**What the task requires**
Return all of the lines below exactly as they are.

┌──

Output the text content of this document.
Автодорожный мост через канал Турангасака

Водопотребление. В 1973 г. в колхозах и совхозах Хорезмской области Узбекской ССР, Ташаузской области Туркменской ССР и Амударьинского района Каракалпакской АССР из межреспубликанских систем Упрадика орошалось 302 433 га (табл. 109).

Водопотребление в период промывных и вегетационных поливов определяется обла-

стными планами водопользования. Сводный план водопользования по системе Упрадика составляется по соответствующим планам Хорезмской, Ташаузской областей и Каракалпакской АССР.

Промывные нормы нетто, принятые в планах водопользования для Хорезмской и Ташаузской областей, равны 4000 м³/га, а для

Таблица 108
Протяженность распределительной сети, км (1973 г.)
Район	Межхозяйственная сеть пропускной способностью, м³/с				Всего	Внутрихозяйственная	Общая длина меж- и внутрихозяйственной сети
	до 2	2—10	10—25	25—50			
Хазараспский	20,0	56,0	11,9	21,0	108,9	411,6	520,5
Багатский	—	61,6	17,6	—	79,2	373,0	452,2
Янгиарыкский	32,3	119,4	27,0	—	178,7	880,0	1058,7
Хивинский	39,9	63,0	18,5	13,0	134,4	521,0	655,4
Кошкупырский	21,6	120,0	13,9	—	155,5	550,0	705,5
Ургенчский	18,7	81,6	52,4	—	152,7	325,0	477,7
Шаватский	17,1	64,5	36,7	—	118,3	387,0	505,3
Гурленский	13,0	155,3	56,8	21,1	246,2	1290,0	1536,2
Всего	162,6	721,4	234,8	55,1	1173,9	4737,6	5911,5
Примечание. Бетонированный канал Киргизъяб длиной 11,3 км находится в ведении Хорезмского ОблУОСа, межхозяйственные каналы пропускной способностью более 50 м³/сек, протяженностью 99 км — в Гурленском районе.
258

└──

**Response to the task**
Output the text content of this document.
Автодорожный мост через канал Турангасака

Водопотребление. В 1973 г. в колхозах и совхозах Хорезмской области Узбекской ССР, Ташаузской области Туркменской ССР и Амударьинского района Каракалпакской АССР из межреспубликанских систем Упрадика орошалось 302 433 га (табл. 109).

Водопотребление в период промывных и вегетационных поливов определяется обла-

стными планами водопользования. Сводный план водопользования по системе Упрадика составляется по соответствующим планам Хорезмской, Ташаузской областей и Каракалпакской АССР.

Промывные нормы нетто, принятые в планах водопользования для Хорезмской и Ташаузской областей, равны 4000 м³/га, а для

Таблица 108
Протяженность распределительной сети, км (1973 г.)
Район	Межхозяйственная сеть пропускной способностью, м³/с				Всего	Внутрихозяйственная	Общая длина меж- и внутрихозяйственной сети
	до 2	2—10	10—25	25—50			
Хазараспский	20,0	56,0	11,9	21,0	108,9	411,6	520,5
Багатский	—	61,6	17,6	—	79,2	373,0	452,2
Янгиарыкский	32,3	119,4	27,0	—	178,7	880,0	1058,7
Хивинский	39,9	63,0	18,5	13,0	134,4	521,0	655,4
Кошкупырский	21,6	120,0	13,9	—	155,5	550,0	705,5
Ургенчский	18,7	81,6	52,4	—	152,7	325,0	477,7
Шаватский	17,1	64,5	36,7	—	118,3	387,0	505,3
Гурленский	13,0	155,3	56,8	21,1	246,2	1290,0	1536,2
Всего	162,6	721,4	234,8	55,1	1173,9	4737,6	5911,5
Примечание. Бетонированный канал Киргизъяб длиной 11,3 км находится в ведении Хорезмского ОблУОСа, межхозяйственные каналы пропускной способностью более 50 м³/сек, протяженностью 99 км — в Гурленском районе.
258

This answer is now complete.